Objective: Search the material for the string "JSON", then return every line where it is found.

Information shown:
## start

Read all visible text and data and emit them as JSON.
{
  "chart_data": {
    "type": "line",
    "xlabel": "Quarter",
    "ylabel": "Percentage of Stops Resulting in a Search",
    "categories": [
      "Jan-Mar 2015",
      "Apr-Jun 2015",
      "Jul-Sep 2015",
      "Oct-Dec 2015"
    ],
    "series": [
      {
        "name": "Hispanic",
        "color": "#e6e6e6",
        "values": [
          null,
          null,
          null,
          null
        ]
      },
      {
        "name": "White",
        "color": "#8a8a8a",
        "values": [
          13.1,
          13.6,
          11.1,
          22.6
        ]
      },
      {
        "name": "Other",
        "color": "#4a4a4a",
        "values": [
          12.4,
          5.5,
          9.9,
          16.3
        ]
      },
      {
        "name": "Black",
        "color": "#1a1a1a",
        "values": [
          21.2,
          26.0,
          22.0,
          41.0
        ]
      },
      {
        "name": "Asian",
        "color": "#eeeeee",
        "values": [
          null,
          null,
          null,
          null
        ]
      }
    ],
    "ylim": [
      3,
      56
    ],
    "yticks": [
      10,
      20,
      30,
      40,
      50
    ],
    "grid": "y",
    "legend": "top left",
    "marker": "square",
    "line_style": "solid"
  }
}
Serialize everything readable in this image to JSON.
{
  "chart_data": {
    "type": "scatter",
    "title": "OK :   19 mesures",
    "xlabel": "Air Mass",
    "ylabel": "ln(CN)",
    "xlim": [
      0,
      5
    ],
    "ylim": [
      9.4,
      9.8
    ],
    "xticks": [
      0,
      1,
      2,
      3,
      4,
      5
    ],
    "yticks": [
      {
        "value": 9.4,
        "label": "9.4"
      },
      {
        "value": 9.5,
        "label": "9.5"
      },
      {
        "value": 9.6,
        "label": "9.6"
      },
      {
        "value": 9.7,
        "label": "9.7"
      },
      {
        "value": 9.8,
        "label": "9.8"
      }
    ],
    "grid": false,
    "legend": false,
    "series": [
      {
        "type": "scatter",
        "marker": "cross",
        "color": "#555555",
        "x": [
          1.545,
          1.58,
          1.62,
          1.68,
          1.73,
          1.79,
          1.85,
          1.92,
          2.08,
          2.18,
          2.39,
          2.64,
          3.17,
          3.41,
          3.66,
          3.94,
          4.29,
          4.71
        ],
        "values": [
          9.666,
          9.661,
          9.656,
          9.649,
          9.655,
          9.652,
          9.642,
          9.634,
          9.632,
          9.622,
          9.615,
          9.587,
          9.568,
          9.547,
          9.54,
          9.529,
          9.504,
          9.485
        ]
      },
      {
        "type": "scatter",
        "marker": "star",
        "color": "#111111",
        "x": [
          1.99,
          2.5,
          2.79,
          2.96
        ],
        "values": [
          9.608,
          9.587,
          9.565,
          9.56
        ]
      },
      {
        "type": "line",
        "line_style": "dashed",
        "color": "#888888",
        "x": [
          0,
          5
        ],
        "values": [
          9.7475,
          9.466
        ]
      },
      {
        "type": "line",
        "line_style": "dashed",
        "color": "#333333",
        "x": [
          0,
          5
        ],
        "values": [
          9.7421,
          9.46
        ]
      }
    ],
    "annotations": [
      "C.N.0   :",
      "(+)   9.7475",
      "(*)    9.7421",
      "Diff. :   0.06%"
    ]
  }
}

## end

Solution below:
Read all visible text and data and emit them as JSON.
Serialize everything readable in this image to JSON.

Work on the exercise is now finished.